SET PROBLEM: Pull out each line of the records holding the string "decoder".

RECORDS TO PROCESS:

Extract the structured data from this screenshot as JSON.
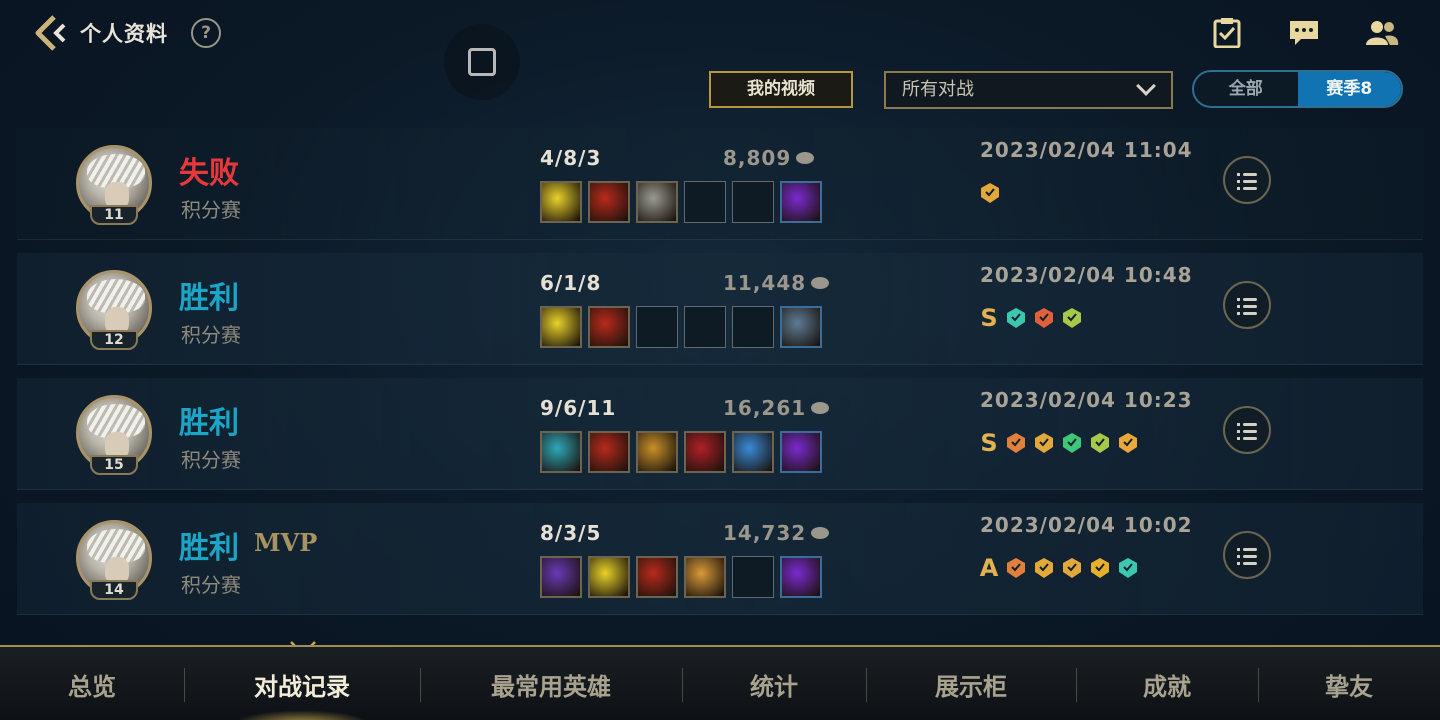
{
  "header": {
    "title": "个人资料",
    "help": "?",
    "my_video": "我的视频",
    "filter_value": "所有对战",
    "segments": [
      "全部",
      "赛季8"
    ]
  },
  "matches": [
    {
      "result": "失败",
      "result_type": "loss",
      "mvp": "",
      "mode": "积分赛",
      "level": "11",
      "kda": "4/8/3",
      "gold": "8,809",
      "date": "2023/02/04 11:04",
      "items": [
        "#e8d22a",
        "#b82a1c",
        "#9a9a90",
        "",
        "",
        "#7b2ad0"
      ],
      "grade": "",
      "badge_colors": [
        "#e2a83a"
      ]
    },
    {
      "result": "胜利",
      "result_type": "win",
      "mvp": "",
      "mode": "积分赛",
      "level": "12",
      "kda": "6/1/8",
      "gold": "11,448",
      "date": "2023/02/04 10:48",
      "items": [
        "#e8d22a",
        "#b82a1c",
        "",
        "",
        "",
        "#5e7c96"
      ],
      "grade": "S",
      "badge_colors": [
        "#3cc8b0",
        "#e0603a",
        "#a8c848"
      ]
    },
    {
      "result": "胜利",
      "result_type": "win",
      "mvp": "",
      "mode": "积分赛",
      "level": "15",
      "kda": "9/6/11",
      "gold": "16,261",
      "date": "2023/02/04 10:23",
      "items": [
        "#2fa8b8",
        "#b82a1c",
        "#c8902a",
        "#b02028",
        "#3a8ad8",
        "#7b2ad0"
      ],
      "grade": "S",
      "badge_colors": [
        "#e0803a",
        "#e2a83a",
        "#3cc878",
        "#a8c848",
        "#e8a83a"
      ]
    },
    {
      "result": "胜利",
      "result_type": "win",
      "mvp": "MVP",
      "mode": "积分赛",
      "level": "14",
      "kda": "8/3/5",
      "gold": "14,732",
      "date": "2023/02/04 10:02",
      "items": [
        "#6a3ab8",
        "#e8d22a",
        "#b82a1c",
        "#d89a3a",
        "",
        "#7b2ad0"
      ],
      "grade": "A",
      "badge_colors": [
        "#e0803a",
        "#e2a83a",
        "#e2a83a",
        "#e8b02a",
        "#3cc8b0"
      ]
    }
  ],
  "nav": [
    "总览",
    "对战记录",
    "最常用英雄",
    "统计",
    "展示柜",
    "成就",
    "挚友"
  ],
  "nav_active": 1
}
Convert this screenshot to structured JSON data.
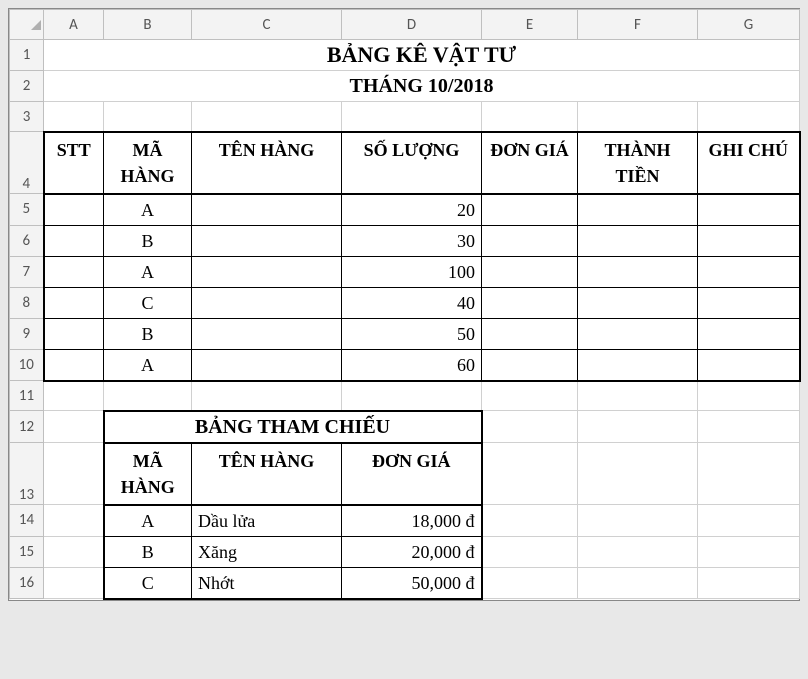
{
  "columns": [
    "A",
    "B",
    "C",
    "D",
    "E",
    "F",
    "G"
  ],
  "rows": [
    "1",
    "2",
    "3",
    "4",
    "5",
    "6",
    "7",
    "8",
    "9",
    "10",
    "11",
    "12",
    "13",
    "14",
    "15",
    "16"
  ],
  "title": "BẢNG KÊ VẬT TƯ",
  "subtitle": "THÁNG 10/2018",
  "main_headers": {
    "stt": "STT",
    "ma_hang": "MÃ HÀNG",
    "ten_hang": "TÊN HÀNG",
    "so_luong": "SỐ LƯỢNG",
    "don_gia": "ĐƠN GIÁ",
    "thanh_tien": "THÀNH TIỀN",
    "ghi_chu": "GHI CHÚ"
  },
  "main_rows": [
    {
      "ma_hang": "A",
      "so_luong": "20"
    },
    {
      "ma_hang": "B",
      "so_luong": "30"
    },
    {
      "ma_hang": "A",
      "so_luong": "100"
    },
    {
      "ma_hang": "C",
      "so_luong": "40"
    },
    {
      "ma_hang": "B",
      "so_luong": "50"
    },
    {
      "ma_hang": "A",
      "so_luong": "60"
    }
  ],
  "ref_title": "BẢNG THAM CHIẾU",
  "ref_headers": {
    "ma_hang": "MÃ HÀNG",
    "ten_hang": "TÊN HÀNG",
    "don_gia": "ĐƠN GIÁ"
  },
  "ref_rows": [
    {
      "ma_hang": "A",
      "ten_hang": "Dầu lửa",
      "don_gia": "18,000 đ"
    },
    {
      "ma_hang": "B",
      "ten_hang": "Xăng",
      "don_gia": "20,000 đ"
    },
    {
      "ma_hang": "C",
      "ten_hang": "Nhớt",
      "don_gia": "50,000 đ"
    }
  ]
}
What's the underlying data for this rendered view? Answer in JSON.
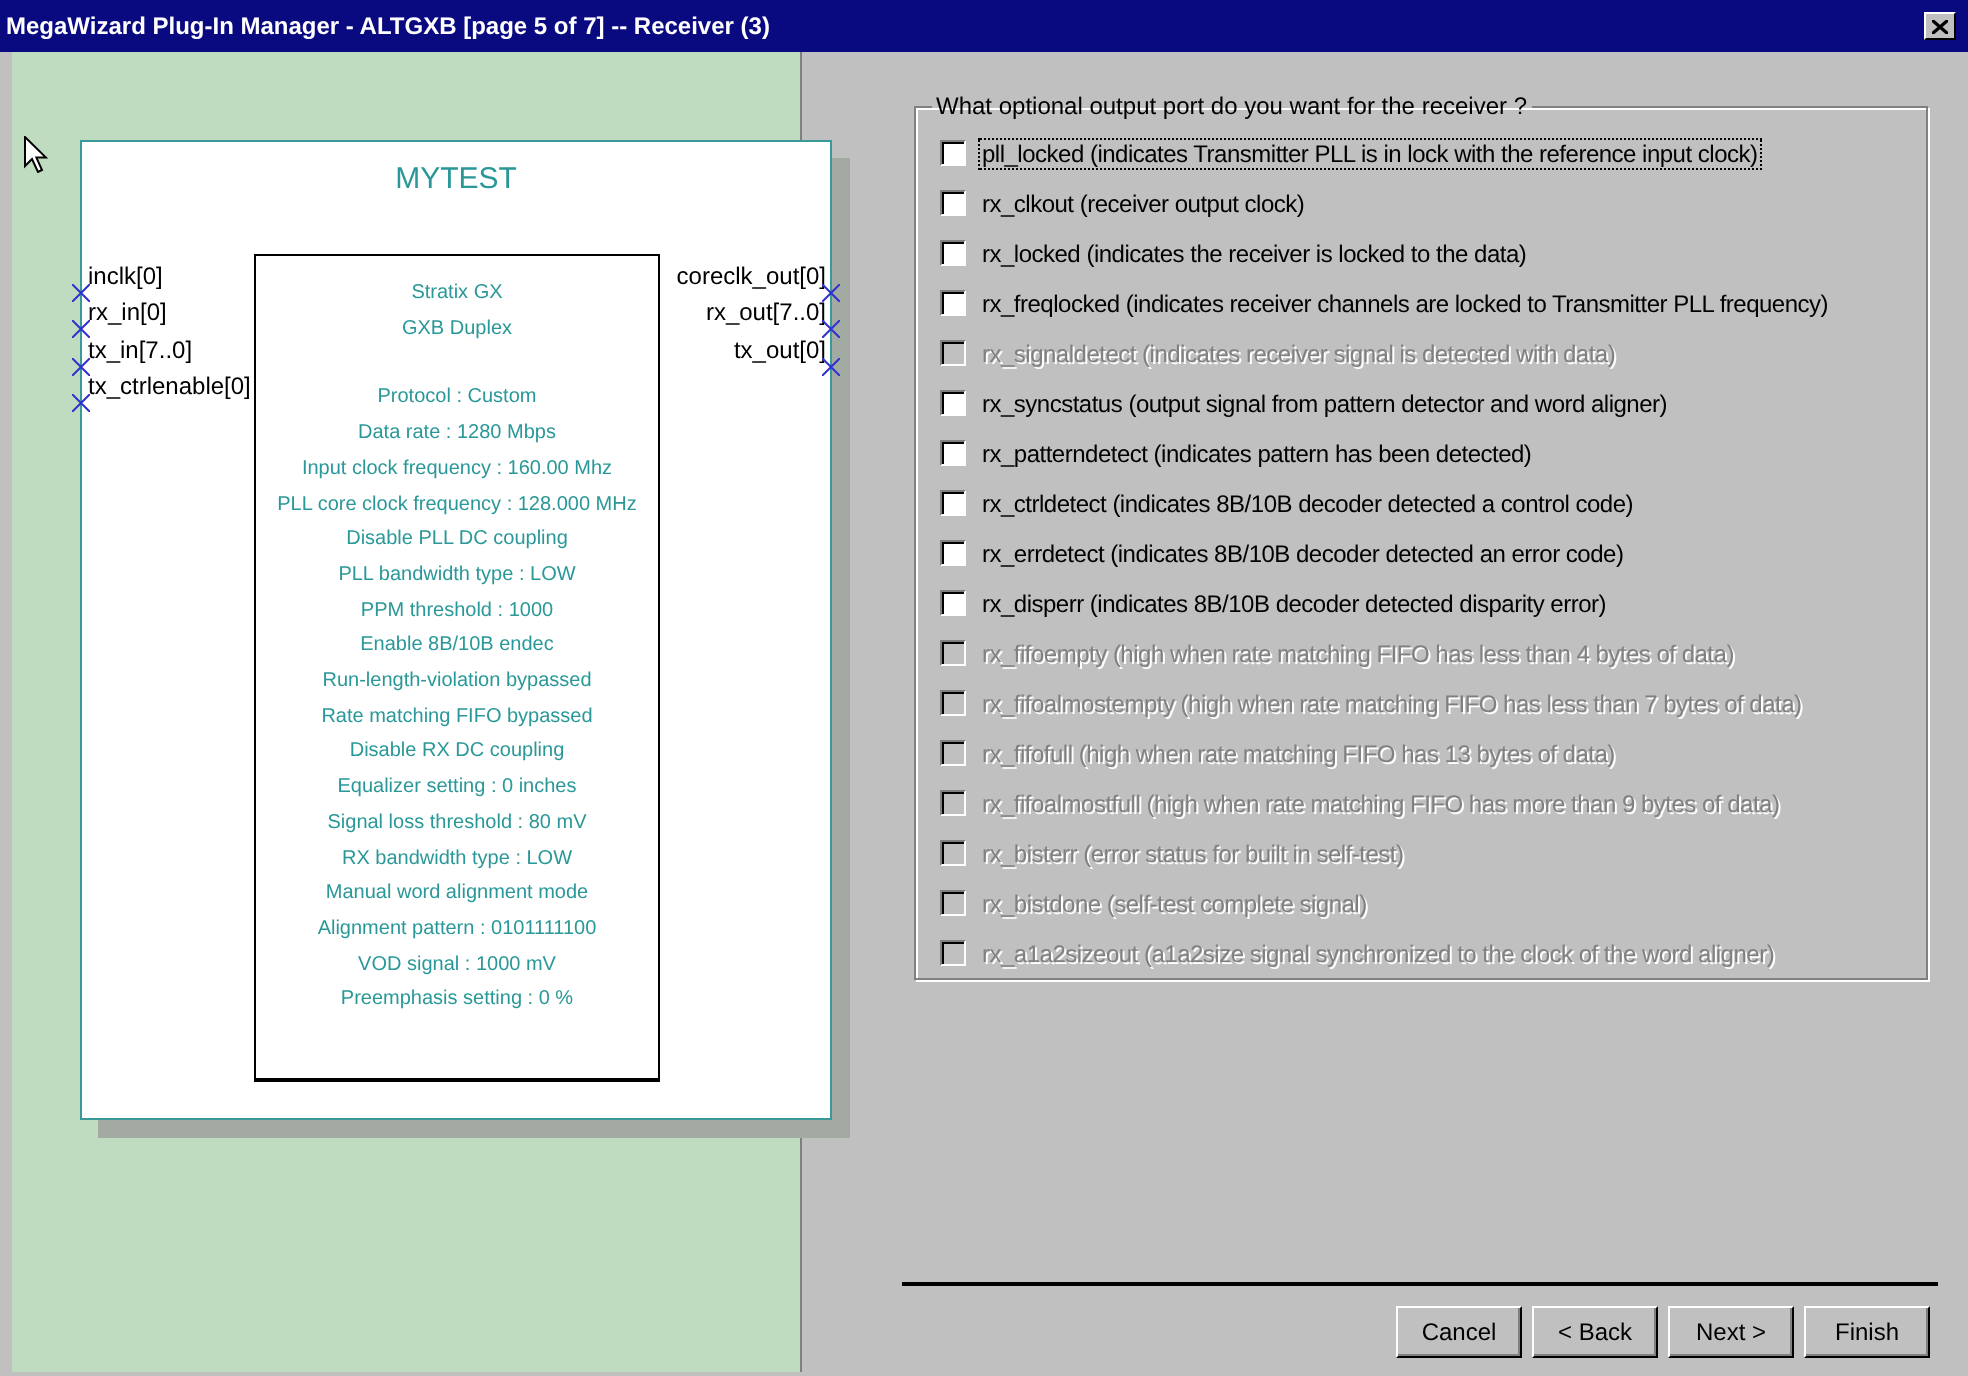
{
  "window": {
    "title": "MegaWizard Plug-In Manager - ALTGXB [page 5 of 7] -- Receiver (3)"
  },
  "symbol": {
    "name": "MYTEST",
    "device_lines": [
      "Stratix GX",
      "GXB Duplex"
    ],
    "settings": [
      "Protocol : Custom",
      "Data rate : 1280 Mbps",
      "Input clock frequency : 160.00 Mhz",
      "PLL core clock frequency : 128.000 MHz",
      "Disable PLL DC coupling",
      "PLL bandwidth type : LOW",
      "PPM threshold : 1000",
      "Enable 8B/10B endec",
      "Run-length-violation bypassed",
      "Rate matching FIFO bypassed",
      "Disable RX DC coupling",
      "Equalizer setting : 0 inches",
      "Signal loss threshold : 80 mV",
      "RX bandwidth type : LOW",
      "Manual word alignment mode",
      "Alignment pattern : 0101111100",
      "VOD signal : 1000 mV",
      "Preemphasis setting : 0 %"
    ],
    "inputs": [
      "inclk[0]",
      "rx_in[0]",
      "tx_in[7..0]",
      "tx_ctrlenable[0]"
    ],
    "outputs": [
      "coreclk_out[0]",
      "rx_out[7..0]",
      "tx_out[0]"
    ]
  },
  "options": {
    "legend": "What optional output port do you want for the receiver ?",
    "items": [
      {
        "label": "pll_locked (indicates Transmitter PLL is in lock with the reference input clock)",
        "checked": false,
        "disabled": false,
        "focused": true
      },
      {
        "label": "rx_clkout (receiver output clock)",
        "checked": false,
        "disabled": false,
        "focused": false
      },
      {
        "label": "rx_locked (indicates the receiver is locked to the data)",
        "checked": false,
        "disabled": false,
        "focused": false
      },
      {
        "label": "rx_freqlocked (indicates receiver channels are locked to Transmitter PLL frequency)",
        "checked": false,
        "disabled": false,
        "focused": false
      },
      {
        "label": "rx_signaldetect (indicates receiver signal is detected with data)",
        "checked": false,
        "disabled": true,
        "focused": false
      },
      {
        "label": "rx_syncstatus (output signal from pattern detector and word aligner)",
        "checked": false,
        "disabled": false,
        "focused": false
      },
      {
        "label": "rx_patterndetect (indicates pattern has been detected)",
        "checked": false,
        "disabled": false,
        "focused": false
      },
      {
        "label": "rx_ctrldetect (indicates 8B/10B decoder detected a control code)",
        "checked": false,
        "disabled": false,
        "focused": false
      },
      {
        "label": "rx_errdetect (indicates 8B/10B decoder detected an error code)",
        "checked": false,
        "disabled": false,
        "focused": false
      },
      {
        "label": "rx_disperr (indicates 8B/10B decoder detected disparity error)",
        "checked": false,
        "disabled": false,
        "focused": false
      },
      {
        "label": "rx_fifoempty (high when rate matching FIFO has less than 4 bytes of data)",
        "checked": false,
        "disabled": true,
        "focused": false
      },
      {
        "label": "rx_fifoalmostempty (high when rate matching FIFO has less than 7 bytes of data)",
        "checked": false,
        "disabled": true,
        "focused": false
      },
      {
        "label": "rx_fifofull (high when rate matching FIFO has 13 bytes of data)",
        "checked": false,
        "disabled": true,
        "focused": false
      },
      {
        "label": "rx_fifoalmostfull (high when rate matching FIFO  has more than 9 bytes of data)",
        "checked": false,
        "disabled": true,
        "focused": false
      },
      {
        "label": "rx_bisterr (error status for built in self-test)",
        "checked": false,
        "disabled": true,
        "focused": false
      },
      {
        "label": "rx_bistdone (self-test complete signal)",
        "checked": false,
        "disabled": true,
        "focused": false
      },
      {
        "label": "rx_a1a2sizeout (a1a2size signal synchronized to the clock of the word aligner)",
        "checked": false,
        "disabled": true,
        "focused": false
      }
    ]
  },
  "buttons": [
    {
      "label": "Cancel"
    },
    {
      "label": "< Back"
    },
    {
      "label": "Next >"
    },
    {
      "label": "Finish"
    }
  ]
}
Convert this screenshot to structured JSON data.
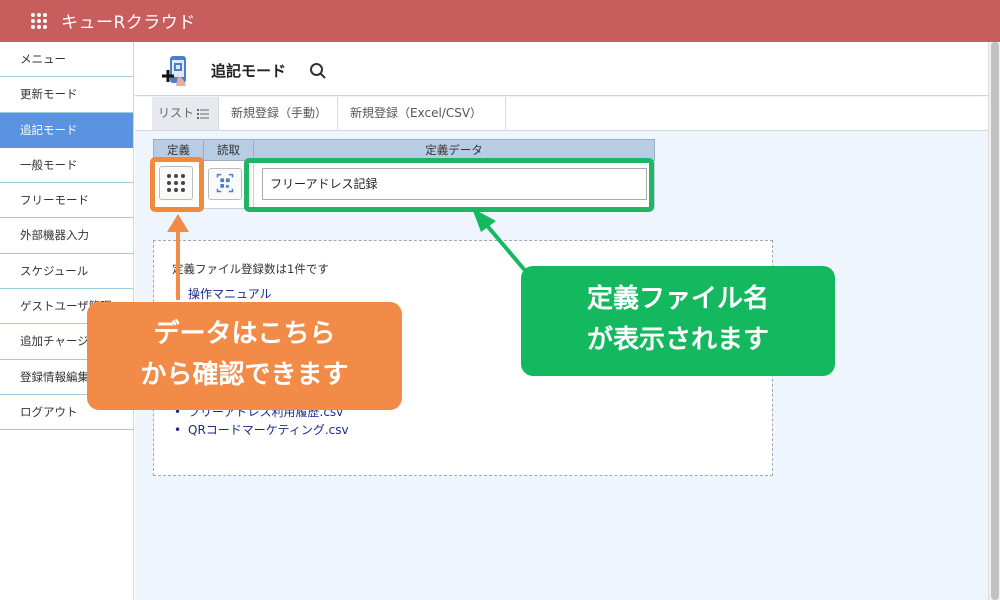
{
  "header": {
    "app_title": "キューRクラウド"
  },
  "sidebar": {
    "items": [
      {
        "label": "メニュー"
      },
      {
        "label": "更新モード"
      },
      {
        "label": "追記モード"
      },
      {
        "label": "一般モード"
      },
      {
        "label": "フリーモード"
      },
      {
        "label": "外部機器入力"
      },
      {
        "label": "スケジュール"
      },
      {
        "label": "ゲストユーザ管理"
      },
      {
        "label": "追加チャージ"
      },
      {
        "label": "登録情報編集"
      },
      {
        "label": "ログアウト"
      }
    ]
  },
  "page": {
    "title": "追記モード"
  },
  "tabs": [
    {
      "label": "リスト"
    },
    {
      "label": "新規登録（手動）"
    },
    {
      "label": "新規登録（Excel/CSV）"
    }
  ],
  "definition_table": {
    "headers": {
      "definition": "定義",
      "read": "読取",
      "data": "定義データ"
    },
    "file_name": "フリーアドレス記録"
  },
  "file_panel": {
    "count_text": "定義ファイル登録数は1件です",
    "links": [
      "操作マニュアル",
      "フリーアドレス利用履歴.csv",
      "QRコードマーケティング.csv"
    ]
  },
  "callouts": {
    "orange_line1": "データはこちら",
    "orange_line2": "から確認できます",
    "green_line1": "定義ファイル名",
    "green_line2": "が表示されます"
  },
  "colors": {
    "header": "#c85d5d",
    "sidebar_active": "#5b93e0",
    "callout_orange": "#f28a48",
    "callout_green": "#14b85f",
    "link": "#1b2a8f"
  }
}
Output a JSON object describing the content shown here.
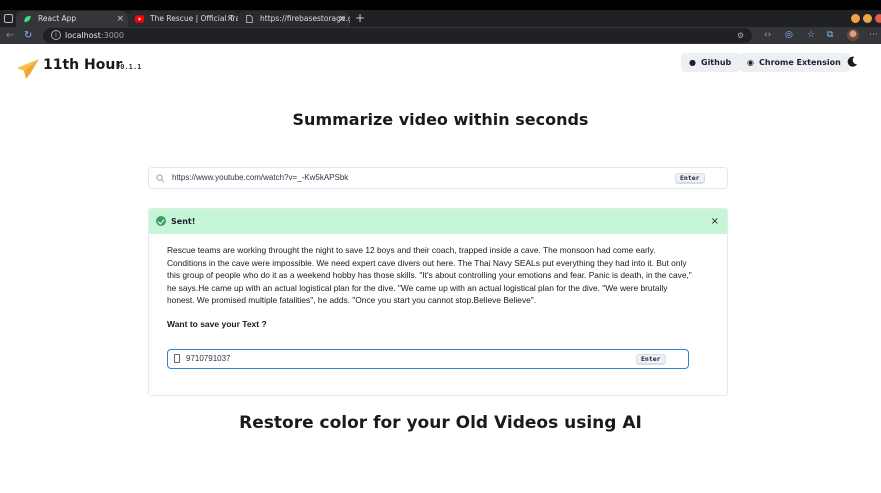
{
  "browser": {
    "tabs": [
      {
        "label": "React App",
        "favicon": "react-leaf-icon",
        "active": true
      },
      {
        "label": "The Rescue | Official Trail",
        "favicon": "youtube-icon",
        "active": false
      },
      {
        "label": "https://firebasestorage.go",
        "favicon": "page-icon",
        "active": false
      }
    ],
    "new_tab": "+",
    "close_glyph": "×",
    "address": {
      "host": "localhost",
      "port": ":3000"
    }
  },
  "header": {
    "brand": "11th Hour",
    "version": "v0.1.1",
    "github_label": "Github",
    "extension_label": "Chrome Extension",
    "theme_icon": "moon-icon"
  },
  "main": {
    "heading": "Summarize video within seconds",
    "search": {
      "value": "https://www.youtube.com/watch?v=_-Kw5kAPSbk",
      "enter": "Enter"
    },
    "alert": {
      "title": "Sent!",
      "close": "×"
    },
    "summary": "Rescue teams are working throught the night to save 12 boys and their coach, trapped inside a cave. The monsoon had come early. Conditions in the cave were impossible. We need expert cave divers out here. The Thai Navy SEALs put everything they had into it. But only this group of people who do it as a weekend hobby has those skills. \"It's about controlling your emotions and fear. Panic is death, in the cave,\" he says.He came up with an actual logistical plan for the dive. \"We came up with an actual logistical plan for the dive. \"We were brutally honest. We promised multiple fatalities\", he adds. \"Once you start you cannot stop.Believe Believe\".",
    "save_question": "Want to save your Text ?",
    "phone": {
      "value": "9710791037",
      "enter": "Enter"
    },
    "second_heading": "Restore color for your Old Videos using AI"
  },
  "colors": {
    "success_bg": "#c6f6d5",
    "success_icon": "#38a169",
    "focus": "#3182ce",
    "logo": "#f6c24a"
  }
}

TASK SOLUTION:
        "label": "rx_ctrldetect (indicates 8B/10B decoder detected a control code)",
        "label": "rx_errdetect (indicates 8B/10B decoder detected an error code)",
        "label": "rx_disperr (indicates 8B/10B decoder detected disparity error)",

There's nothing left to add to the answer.